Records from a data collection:
· · · · ·
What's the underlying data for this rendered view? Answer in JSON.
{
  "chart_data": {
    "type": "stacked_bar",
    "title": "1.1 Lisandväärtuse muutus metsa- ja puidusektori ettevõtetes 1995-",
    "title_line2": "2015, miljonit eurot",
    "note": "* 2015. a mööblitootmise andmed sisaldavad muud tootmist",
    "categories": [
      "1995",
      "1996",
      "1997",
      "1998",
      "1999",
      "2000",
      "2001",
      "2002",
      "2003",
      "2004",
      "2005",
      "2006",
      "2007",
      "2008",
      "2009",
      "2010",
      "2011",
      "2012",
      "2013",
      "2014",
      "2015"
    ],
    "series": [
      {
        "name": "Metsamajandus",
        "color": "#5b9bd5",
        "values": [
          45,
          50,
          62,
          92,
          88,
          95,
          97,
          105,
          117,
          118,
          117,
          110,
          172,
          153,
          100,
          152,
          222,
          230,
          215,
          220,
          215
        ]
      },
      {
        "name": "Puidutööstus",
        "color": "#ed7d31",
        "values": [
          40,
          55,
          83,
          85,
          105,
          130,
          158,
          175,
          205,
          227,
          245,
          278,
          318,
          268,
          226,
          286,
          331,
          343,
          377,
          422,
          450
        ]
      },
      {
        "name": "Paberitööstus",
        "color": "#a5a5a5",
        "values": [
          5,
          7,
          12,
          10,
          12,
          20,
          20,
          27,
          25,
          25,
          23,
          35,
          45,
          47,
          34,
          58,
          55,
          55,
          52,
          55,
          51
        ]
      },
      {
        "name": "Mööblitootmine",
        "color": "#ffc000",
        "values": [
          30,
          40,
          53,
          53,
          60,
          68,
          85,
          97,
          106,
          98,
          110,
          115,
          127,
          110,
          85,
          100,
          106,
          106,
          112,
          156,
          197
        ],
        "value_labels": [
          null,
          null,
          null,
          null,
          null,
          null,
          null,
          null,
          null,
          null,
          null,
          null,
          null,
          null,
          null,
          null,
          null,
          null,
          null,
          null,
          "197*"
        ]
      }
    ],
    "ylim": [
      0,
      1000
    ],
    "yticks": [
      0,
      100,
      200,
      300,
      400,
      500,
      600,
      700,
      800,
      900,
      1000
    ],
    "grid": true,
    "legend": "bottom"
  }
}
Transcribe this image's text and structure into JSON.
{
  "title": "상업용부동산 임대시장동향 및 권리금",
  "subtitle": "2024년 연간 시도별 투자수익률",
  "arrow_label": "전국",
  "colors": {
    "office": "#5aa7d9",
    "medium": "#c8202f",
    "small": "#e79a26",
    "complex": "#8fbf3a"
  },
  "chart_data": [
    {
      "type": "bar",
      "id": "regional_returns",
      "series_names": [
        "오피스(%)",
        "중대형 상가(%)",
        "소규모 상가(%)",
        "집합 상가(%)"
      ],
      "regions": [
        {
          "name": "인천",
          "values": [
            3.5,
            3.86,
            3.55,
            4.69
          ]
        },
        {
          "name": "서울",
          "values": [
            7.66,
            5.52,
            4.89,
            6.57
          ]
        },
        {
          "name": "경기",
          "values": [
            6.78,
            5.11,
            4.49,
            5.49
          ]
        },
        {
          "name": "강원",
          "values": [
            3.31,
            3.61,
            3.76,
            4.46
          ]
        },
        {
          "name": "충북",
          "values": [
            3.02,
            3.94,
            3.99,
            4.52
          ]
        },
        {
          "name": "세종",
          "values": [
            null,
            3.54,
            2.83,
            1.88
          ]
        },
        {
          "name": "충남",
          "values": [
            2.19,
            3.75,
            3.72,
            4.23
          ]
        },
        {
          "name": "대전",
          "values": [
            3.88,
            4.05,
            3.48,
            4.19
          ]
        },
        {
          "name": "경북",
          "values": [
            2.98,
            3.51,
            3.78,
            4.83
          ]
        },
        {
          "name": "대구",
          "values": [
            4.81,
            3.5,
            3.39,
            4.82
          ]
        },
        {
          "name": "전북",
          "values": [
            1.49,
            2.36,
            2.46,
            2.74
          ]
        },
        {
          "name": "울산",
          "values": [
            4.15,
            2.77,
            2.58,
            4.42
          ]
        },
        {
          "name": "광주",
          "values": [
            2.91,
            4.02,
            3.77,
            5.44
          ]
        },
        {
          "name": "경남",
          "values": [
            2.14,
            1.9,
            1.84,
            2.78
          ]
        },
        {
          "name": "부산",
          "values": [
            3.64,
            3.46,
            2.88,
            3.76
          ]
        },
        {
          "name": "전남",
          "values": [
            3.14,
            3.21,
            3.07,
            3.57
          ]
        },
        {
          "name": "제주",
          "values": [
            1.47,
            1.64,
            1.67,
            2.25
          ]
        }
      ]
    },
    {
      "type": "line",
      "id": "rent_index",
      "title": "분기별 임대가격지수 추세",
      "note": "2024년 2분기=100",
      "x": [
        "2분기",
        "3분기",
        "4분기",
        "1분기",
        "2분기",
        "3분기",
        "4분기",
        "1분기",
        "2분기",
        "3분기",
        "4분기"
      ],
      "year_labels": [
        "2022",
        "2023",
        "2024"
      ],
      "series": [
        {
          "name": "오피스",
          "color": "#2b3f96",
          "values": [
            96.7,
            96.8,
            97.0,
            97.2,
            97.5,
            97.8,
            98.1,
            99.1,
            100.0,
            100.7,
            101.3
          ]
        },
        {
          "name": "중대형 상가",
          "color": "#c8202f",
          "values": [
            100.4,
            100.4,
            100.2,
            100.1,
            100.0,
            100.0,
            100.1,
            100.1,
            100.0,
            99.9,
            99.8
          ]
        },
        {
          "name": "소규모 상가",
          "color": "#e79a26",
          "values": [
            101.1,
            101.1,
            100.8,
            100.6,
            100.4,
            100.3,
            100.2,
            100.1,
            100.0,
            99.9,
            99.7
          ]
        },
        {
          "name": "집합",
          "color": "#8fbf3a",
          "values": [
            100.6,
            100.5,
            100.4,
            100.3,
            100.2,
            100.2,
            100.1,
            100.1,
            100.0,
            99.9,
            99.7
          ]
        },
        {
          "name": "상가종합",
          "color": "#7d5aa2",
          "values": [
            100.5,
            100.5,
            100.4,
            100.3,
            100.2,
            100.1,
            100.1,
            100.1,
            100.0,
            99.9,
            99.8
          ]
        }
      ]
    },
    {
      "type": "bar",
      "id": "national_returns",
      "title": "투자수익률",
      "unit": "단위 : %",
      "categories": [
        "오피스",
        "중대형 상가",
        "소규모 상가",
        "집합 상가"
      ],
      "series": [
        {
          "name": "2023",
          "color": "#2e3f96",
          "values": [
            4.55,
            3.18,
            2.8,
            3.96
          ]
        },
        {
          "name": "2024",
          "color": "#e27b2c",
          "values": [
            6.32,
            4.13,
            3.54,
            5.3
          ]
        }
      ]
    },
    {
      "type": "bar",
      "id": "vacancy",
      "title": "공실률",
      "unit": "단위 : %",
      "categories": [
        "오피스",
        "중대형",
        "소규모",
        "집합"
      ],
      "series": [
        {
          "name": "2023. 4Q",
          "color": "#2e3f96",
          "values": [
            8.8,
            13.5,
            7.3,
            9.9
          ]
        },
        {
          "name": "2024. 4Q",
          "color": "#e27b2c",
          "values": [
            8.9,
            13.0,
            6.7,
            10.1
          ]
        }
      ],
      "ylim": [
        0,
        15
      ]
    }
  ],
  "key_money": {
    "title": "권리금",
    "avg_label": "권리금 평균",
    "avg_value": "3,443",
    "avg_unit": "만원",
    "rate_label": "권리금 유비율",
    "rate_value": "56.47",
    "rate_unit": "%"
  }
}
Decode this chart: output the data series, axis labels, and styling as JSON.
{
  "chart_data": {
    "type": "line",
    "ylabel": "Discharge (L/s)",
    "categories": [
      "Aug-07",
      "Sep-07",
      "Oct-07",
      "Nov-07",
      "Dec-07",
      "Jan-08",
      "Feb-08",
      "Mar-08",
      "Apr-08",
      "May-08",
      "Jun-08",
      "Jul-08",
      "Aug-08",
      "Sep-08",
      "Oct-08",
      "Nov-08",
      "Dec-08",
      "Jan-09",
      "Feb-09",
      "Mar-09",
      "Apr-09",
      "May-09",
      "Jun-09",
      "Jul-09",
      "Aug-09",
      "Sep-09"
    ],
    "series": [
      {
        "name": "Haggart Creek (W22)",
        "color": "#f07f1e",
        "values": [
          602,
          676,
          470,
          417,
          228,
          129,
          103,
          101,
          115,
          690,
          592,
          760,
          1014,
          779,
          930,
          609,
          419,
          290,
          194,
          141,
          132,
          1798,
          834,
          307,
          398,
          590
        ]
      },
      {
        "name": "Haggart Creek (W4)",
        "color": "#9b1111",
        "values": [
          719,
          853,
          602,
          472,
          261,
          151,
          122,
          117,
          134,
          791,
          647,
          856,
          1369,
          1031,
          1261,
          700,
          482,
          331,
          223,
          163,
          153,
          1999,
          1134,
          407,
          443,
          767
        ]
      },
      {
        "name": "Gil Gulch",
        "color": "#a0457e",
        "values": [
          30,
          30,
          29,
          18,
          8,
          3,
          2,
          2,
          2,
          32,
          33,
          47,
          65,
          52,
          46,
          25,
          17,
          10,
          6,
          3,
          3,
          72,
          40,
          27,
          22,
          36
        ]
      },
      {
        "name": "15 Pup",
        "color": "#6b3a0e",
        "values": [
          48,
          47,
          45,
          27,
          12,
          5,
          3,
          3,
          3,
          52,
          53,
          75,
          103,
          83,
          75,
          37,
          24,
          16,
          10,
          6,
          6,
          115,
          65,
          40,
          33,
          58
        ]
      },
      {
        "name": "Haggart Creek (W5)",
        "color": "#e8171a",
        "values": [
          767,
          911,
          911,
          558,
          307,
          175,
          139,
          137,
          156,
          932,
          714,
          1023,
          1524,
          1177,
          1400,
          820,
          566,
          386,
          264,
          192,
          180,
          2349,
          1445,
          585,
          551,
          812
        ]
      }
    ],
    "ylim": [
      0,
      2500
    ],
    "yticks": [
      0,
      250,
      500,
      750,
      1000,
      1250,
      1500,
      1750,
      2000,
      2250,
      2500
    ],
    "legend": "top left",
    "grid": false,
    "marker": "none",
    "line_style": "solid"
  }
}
· · · · ·
» **EXERCISE DETAILS**:
Look through the material above and pick out each line holding the word "JSON".

» **RESULT FOR THIS EXERCISE**:
What's the underlying data for this rendered view? Answer in JSON.
Transcribe this image's text and structure into JSON.
Decode this chart: output the data series, axis labels, and styling as JSON.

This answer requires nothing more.